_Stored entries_
--- Begin ---
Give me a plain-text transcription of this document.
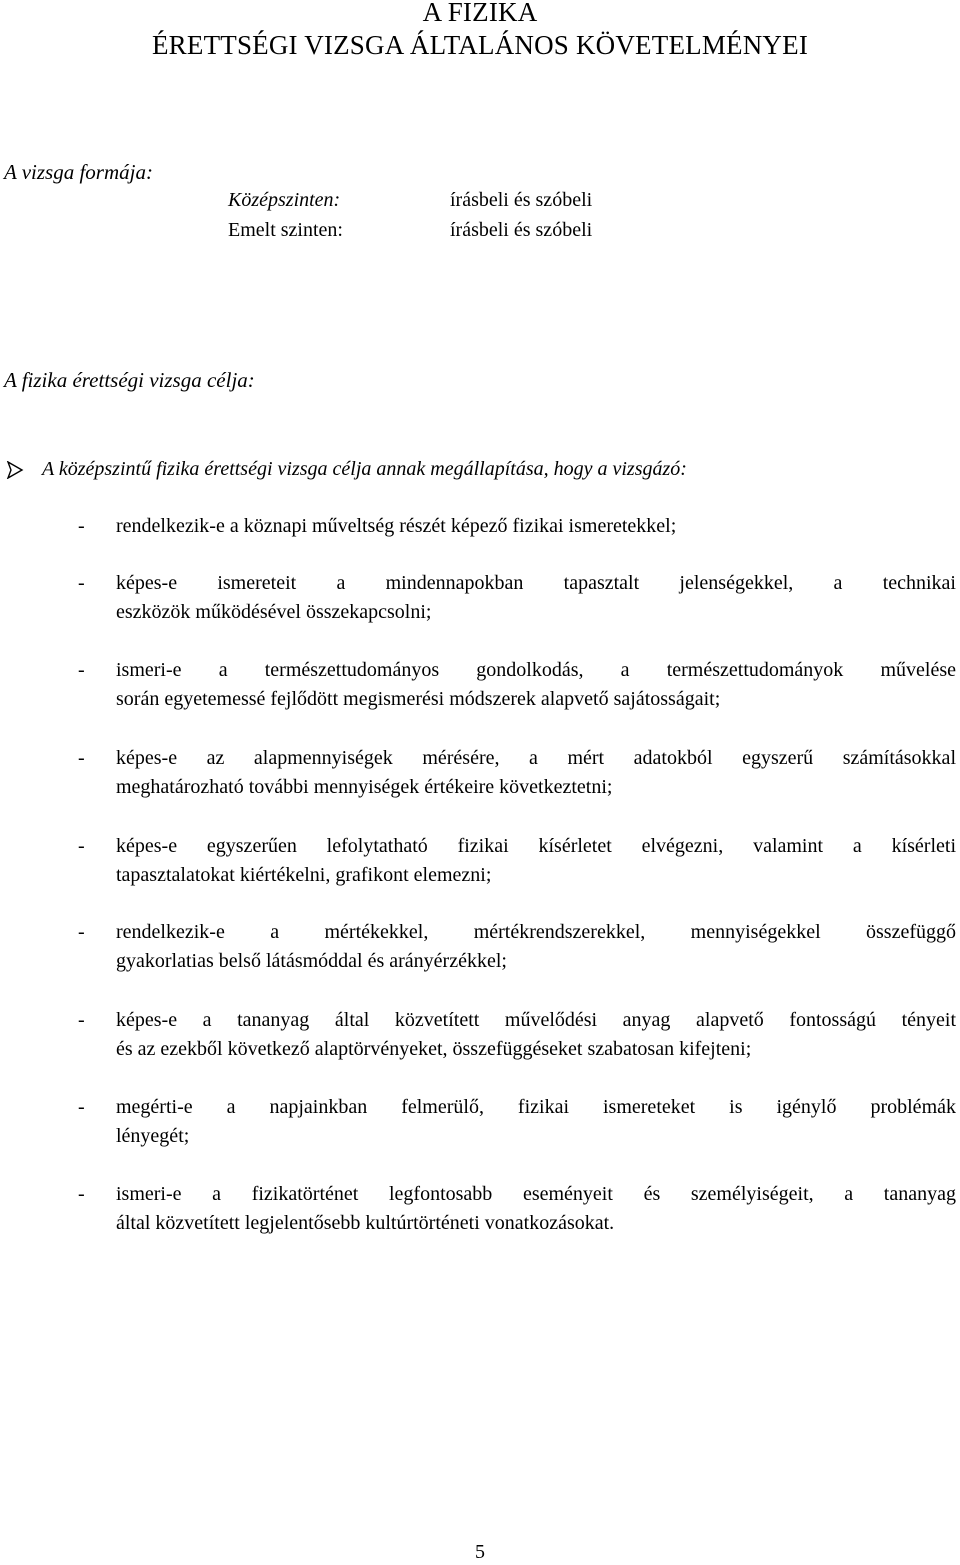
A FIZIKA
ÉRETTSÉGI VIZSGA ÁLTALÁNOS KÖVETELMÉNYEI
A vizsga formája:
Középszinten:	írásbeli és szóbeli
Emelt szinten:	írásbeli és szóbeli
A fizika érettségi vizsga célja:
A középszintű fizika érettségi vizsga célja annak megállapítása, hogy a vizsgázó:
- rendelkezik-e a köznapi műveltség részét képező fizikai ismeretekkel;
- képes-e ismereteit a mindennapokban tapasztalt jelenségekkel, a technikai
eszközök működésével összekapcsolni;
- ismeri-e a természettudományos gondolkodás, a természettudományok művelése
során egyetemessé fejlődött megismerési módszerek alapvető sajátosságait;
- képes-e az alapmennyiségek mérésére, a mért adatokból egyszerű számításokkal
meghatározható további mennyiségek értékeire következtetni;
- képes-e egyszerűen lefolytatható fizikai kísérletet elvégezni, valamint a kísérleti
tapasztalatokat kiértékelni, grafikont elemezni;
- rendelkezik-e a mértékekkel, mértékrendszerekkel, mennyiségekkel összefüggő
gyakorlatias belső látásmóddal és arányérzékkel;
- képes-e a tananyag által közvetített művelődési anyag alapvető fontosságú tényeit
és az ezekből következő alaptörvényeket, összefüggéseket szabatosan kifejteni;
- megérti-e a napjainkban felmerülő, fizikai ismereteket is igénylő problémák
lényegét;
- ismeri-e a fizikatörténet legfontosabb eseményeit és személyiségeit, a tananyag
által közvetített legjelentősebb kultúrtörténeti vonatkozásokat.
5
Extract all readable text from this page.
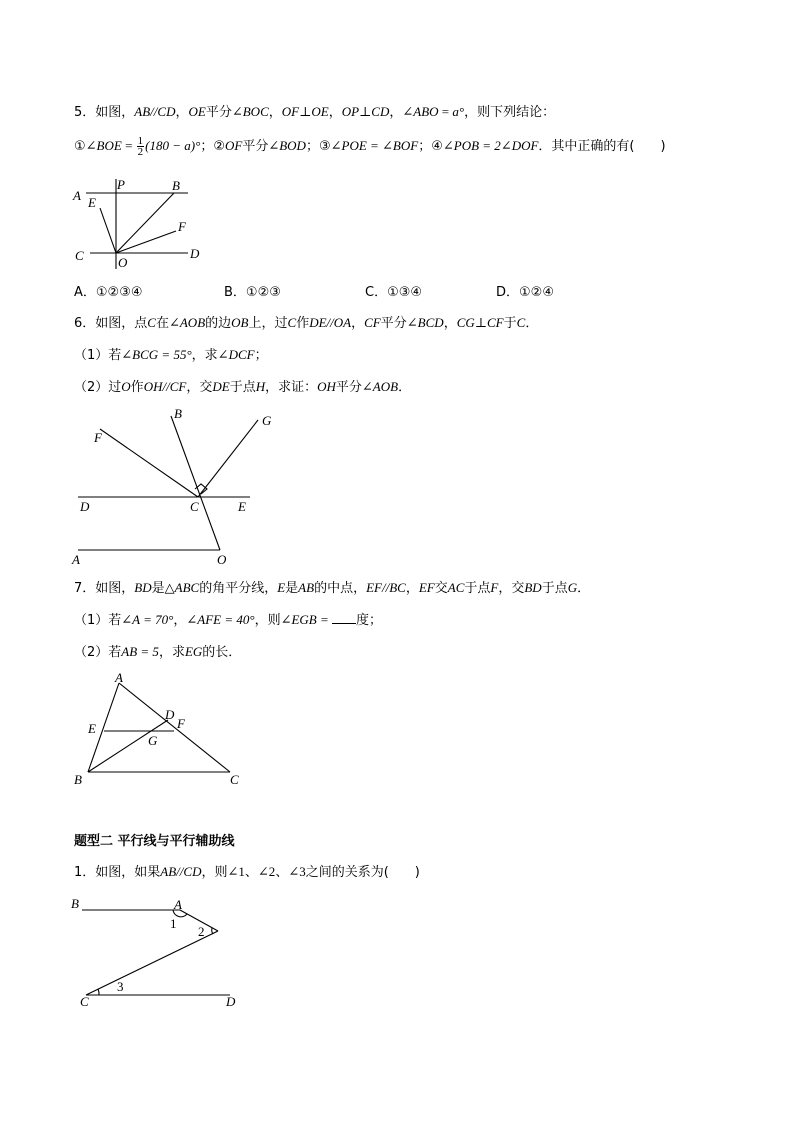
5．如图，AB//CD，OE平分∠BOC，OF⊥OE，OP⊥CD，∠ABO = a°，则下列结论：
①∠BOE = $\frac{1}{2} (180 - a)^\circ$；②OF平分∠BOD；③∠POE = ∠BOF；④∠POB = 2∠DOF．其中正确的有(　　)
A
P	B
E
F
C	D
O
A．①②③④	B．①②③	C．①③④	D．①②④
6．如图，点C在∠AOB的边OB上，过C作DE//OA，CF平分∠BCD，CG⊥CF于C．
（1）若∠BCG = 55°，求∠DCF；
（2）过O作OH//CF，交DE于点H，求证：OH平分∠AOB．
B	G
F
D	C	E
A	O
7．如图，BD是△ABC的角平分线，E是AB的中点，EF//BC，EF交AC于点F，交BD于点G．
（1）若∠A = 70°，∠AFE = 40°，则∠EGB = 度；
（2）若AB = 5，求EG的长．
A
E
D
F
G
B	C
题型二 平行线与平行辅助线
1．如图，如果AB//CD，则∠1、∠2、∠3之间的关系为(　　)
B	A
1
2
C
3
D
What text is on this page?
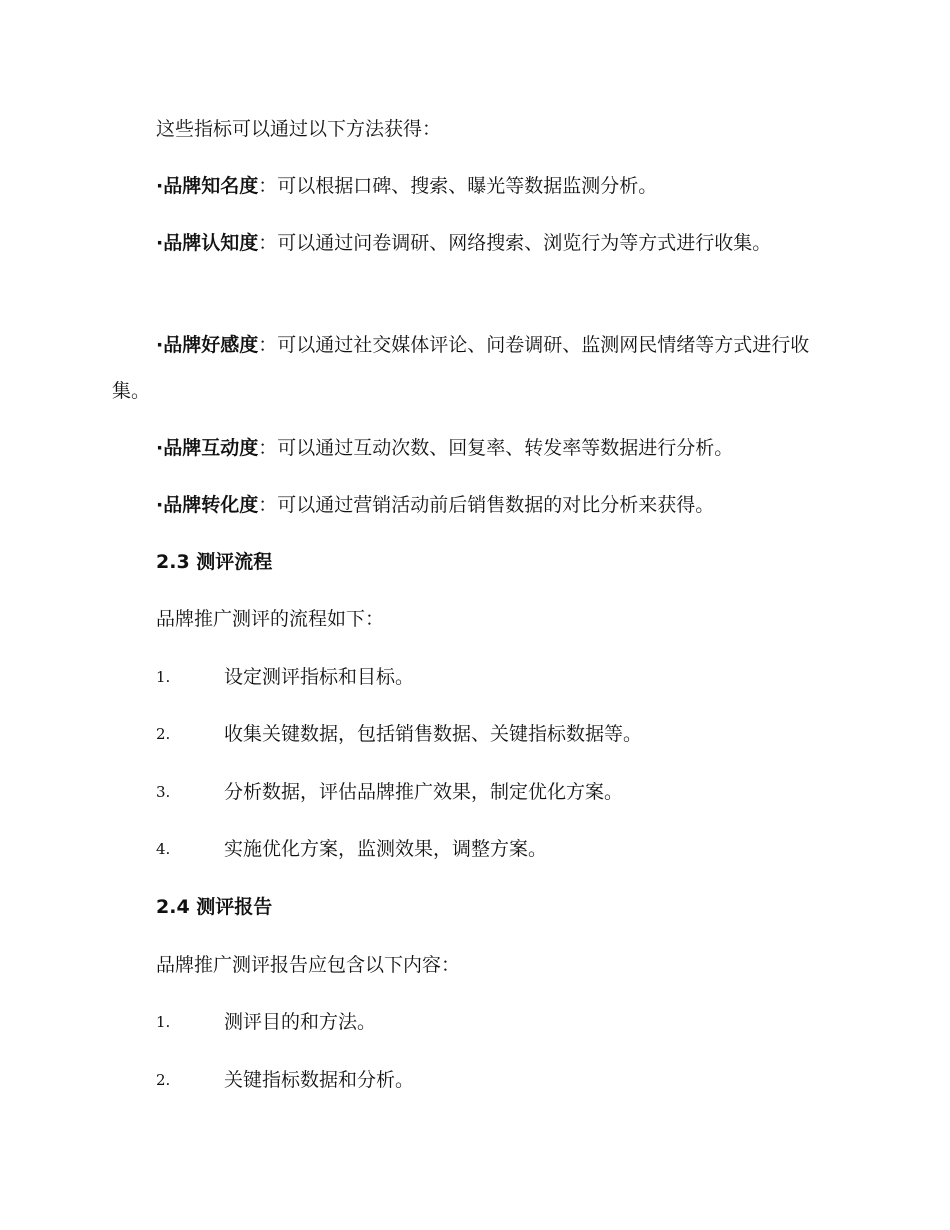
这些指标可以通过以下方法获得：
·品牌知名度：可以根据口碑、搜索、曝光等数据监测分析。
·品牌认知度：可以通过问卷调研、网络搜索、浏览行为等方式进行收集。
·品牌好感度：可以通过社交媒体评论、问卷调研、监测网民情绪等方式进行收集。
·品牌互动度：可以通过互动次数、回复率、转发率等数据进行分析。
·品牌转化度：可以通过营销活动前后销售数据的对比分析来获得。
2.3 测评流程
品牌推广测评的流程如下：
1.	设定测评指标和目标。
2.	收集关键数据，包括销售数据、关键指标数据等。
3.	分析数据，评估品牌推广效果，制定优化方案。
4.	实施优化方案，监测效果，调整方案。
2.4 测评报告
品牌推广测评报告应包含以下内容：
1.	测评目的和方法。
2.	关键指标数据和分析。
--- End ---
_Aim_
In the entries above, find every line with the word "this" and list it.

_Problem solution_
Give me a plain-text transcription of this document.
Extract all readable text from this page.
What text is on this page?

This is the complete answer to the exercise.